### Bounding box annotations
────────

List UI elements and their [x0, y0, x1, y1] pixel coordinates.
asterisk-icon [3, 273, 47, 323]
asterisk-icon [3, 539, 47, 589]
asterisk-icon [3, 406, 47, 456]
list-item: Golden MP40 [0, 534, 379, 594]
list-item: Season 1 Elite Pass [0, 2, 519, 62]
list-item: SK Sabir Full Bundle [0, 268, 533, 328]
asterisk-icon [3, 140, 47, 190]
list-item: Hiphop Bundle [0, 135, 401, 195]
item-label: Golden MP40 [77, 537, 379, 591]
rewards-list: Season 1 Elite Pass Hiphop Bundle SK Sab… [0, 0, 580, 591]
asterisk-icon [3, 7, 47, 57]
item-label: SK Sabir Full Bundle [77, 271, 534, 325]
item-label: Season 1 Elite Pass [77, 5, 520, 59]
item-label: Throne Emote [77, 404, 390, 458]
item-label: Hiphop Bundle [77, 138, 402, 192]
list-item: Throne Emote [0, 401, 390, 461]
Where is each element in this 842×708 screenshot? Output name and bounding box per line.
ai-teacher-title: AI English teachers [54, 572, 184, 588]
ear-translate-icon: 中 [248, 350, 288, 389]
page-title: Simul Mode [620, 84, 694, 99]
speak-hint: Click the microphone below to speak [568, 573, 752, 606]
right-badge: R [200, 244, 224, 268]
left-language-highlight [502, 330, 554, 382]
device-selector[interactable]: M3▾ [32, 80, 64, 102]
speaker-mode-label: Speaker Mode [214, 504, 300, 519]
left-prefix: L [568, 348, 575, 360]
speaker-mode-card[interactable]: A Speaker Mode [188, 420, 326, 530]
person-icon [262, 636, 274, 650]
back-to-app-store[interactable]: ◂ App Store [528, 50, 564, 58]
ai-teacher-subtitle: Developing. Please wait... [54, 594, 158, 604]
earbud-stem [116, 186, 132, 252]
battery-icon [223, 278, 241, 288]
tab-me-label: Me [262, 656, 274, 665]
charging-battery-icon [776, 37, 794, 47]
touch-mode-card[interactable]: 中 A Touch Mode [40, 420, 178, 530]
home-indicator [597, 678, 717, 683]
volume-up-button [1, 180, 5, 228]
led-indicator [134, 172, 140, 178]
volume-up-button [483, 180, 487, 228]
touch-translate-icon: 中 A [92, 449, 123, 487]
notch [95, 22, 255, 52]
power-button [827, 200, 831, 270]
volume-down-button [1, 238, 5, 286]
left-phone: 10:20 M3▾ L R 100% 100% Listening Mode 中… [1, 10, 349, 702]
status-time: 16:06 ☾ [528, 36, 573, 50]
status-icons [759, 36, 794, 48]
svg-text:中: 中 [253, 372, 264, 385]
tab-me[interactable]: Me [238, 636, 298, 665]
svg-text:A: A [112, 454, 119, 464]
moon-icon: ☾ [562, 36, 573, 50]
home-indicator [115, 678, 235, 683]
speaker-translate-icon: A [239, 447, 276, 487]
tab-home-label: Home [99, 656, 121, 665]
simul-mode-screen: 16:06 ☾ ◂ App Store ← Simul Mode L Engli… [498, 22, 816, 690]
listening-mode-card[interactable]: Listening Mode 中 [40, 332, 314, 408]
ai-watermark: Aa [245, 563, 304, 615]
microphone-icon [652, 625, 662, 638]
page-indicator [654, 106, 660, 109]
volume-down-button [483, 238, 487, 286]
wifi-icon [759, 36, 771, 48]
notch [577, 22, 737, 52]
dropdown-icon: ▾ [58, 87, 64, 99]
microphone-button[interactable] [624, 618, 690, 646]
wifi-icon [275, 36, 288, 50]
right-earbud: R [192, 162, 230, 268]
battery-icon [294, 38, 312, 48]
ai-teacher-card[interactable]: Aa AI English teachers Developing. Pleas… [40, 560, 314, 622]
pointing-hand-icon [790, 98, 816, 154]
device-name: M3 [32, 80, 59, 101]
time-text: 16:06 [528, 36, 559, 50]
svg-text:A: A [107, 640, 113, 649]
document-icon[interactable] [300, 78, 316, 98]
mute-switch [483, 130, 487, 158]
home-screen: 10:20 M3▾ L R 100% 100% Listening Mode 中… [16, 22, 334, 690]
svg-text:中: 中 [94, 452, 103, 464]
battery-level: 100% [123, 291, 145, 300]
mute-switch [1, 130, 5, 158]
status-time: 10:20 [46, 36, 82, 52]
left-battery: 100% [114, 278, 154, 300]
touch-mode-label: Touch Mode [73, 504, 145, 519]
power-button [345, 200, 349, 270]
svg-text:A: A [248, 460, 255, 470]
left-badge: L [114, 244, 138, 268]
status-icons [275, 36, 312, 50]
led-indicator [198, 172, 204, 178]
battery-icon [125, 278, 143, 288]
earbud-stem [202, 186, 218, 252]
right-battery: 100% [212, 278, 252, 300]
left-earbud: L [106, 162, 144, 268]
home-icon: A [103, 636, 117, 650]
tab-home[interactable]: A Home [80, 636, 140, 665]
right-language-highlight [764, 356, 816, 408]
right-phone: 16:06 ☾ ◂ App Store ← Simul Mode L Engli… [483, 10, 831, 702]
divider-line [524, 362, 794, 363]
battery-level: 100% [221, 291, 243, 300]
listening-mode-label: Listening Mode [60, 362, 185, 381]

────────

### Task to carry out
Copy out every line of the entries above word for word, keeping each character and coordinate unchanged.

### Task answer
List UI elements and their [x0, y0, x1, y1] pixel coordinates.
asterisk-icon [3, 273, 47, 323]
asterisk-icon [3, 539, 47, 589]
asterisk-icon [3, 406, 47, 456]
list-item: Golden MP40 [0, 534, 379, 594]
list-item: Season 1 Elite Pass [0, 2, 519, 62]
list-item: SK Sabir Full Bundle [0, 268, 533, 328]
asterisk-icon [3, 140, 47, 190]
list-item: Hiphop Bundle [0, 135, 401, 195]
item-label: Golden MP40 [77, 537, 379, 591]
rewards-list: Season 1 Elite Pass Hiphop Bundle SK Sab… [0, 0, 580, 591]
asterisk-icon [3, 7, 47, 57]
item-label: SK Sabir Full Bundle [77, 271, 534, 325]
item-label: Season 1 Elite Pass [77, 5, 520, 59]
item-label: Throne Emote [77, 404, 390, 458]
item-label: Hiphop Bundle [77, 138, 402, 192]
list-item: Throne Emote [0, 401, 390, 461]
Where is each element in this 842×708 screenshot? Output name and bounding box per line.
ai-teacher-title: AI English teachers [54, 572, 184, 588]
ear-translate-icon: 中 [248, 350, 288, 389]
page-title: Simul Mode [620, 84, 694, 99]
speak-hint: Click the microphone below to speak [568, 573, 752, 606]
right-badge: R [200, 244, 224, 268]
left-language-highlight [502, 330, 554, 382]
device-selector[interactable]: M3▾ [32, 80, 64, 102]
speaker-mode-label: Speaker Mode [214, 504, 300, 519]
left-prefix: L [568, 348, 575, 360]
speaker-mode-card[interactable]: A Speaker Mode [188, 420, 326, 530]
person-icon [262, 636, 274, 650]
back-to-app-store[interactable]: ◂ App Store [528, 50, 564, 58]
ai-teacher-subtitle: Developing. Please wait... [54, 594, 158, 604]
earbud-stem [116, 186, 132, 252]
battery-icon [223, 278, 241, 288]
tab-me-label: Me [262, 656, 274, 665]
charging-battery-icon [776, 37, 794, 47]
touch-mode-card[interactable]: 中 A Touch Mode [40, 420, 178, 530]
home-indicator [597, 678, 717, 683]
volume-up-button [1, 180, 5, 228]
led-indicator [134, 172, 140, 178]
volume-up-button [483, 180, 487, 228]
touch-translate-icon: 中 A [92, 449, 123, 487]
notch [95, 22, 255, 52]
power-button [827, 200, 831, 270]
volume-down-button [1, 238, 5, 286]
left-phone: 10:20 M3▾ L R 100% 100% Listening Mode 中… [1, 10, 349, 702]
status-time: 16:06 ☾ [528, 36, 573, 50]
status-icons [759, 36, 794, 48]
svg-text:中: 中 [253, 372, 264, 385]
tab-me[interactable]: Me [238, 636, 298, 665]
svg-text:A: A [112, 454, 119, 464]
moon-icon: ☾ [562, 36, 573, 50]
home-indicator [115, 678, 235, 683]
speaker-translate-icon: A [239, 447, 276, 487]
tab-home-label: Home [99, 656, 121, 665]
simul-mode-screen: 16:06 ☾ ◂ App Store ← Simul Mode L Engli… [498, 22, 816, 690]
listening-mode-card[interactable]: Listening Mode 中 [40, 332, 314, 408]
ai-watermark: Aa [245, 563, 304, 615]
microphone-icon [652, 625, 662, 638]
page-indicator [654, 106, 660, 109]
volume-down-button [483, 238, 487, 286]
wifi-icon [759, 36, 771, 48]
notch [577, 22, 737, 52]
dropdown-icon: ▾ [58, 87, 64, 99]
microphone-button[interactable] [624, 618, 690, 646]
wifi-icon [275, 36, 288, 50]
right-earbud: R [192, 162, 230, 268]
battery-icon [294, 38, 312, 48]
ai-teacher-card[interactable]: Aa AI English teachers Developing. Pleas… [40, 560, 314, 622]
pointing-hand-icon [790, 98, 816, 154]
device-name: M3 [32, 80, 59, 101]
time-text: 16:06 [528, 36, 559, 50]
svg-text:A: A [107, 640, 113, 649]
document-icon[interactable] [300, 78, 316, 98]
mute-switch [483, 130, 487, 158]
home-screen: 10:20 M3▾ L R 100% 100% Listening Mode 中… [16, 22, 334, 690]
svg-text:中: 中 [94, 452, 103, 464]
battery-level: 100% [123, 291, 145, 300]
mute-switch [1, 130, 5, 158]
status-time: 10:20 [46, 36, 82, 52]
left-battery: 100% [114, 278, 154, 300]
touch-mode-label: Touch Mode [73, 504, 145, 519]
power-button [345, 200, 349, 270]
svg-text:A: A [248, 460, 255, 470]
left-badge: L [114, 244, 138, 268]
status-icons [275, 36, 312, 50]
led-indicator [198, 172, 204, 178]
battery-icon [125, 278, 143, 288]
earbud-stem [202, 186, 218, 252]
right-battery: 100% [212, 278, 252, 300]
left-earbud: L [106, 162, 144, 268]
home-icon: A [103, 636, 117, 650]
tab-home[interactable]: A Home [80, 636, 140, 665]
right-language-highlight [764, 356, 816, 408]
right-phone: 16:06 ☾ ◂ App Store ← Simul Mode L Engli… [483, 10, 831, 702]
divider-line [524, 362, 794, 363]
battery-level: 100% [221, 291, 243, 300]
listening-mode-label: Listening Mode [60, 362, 185, 381]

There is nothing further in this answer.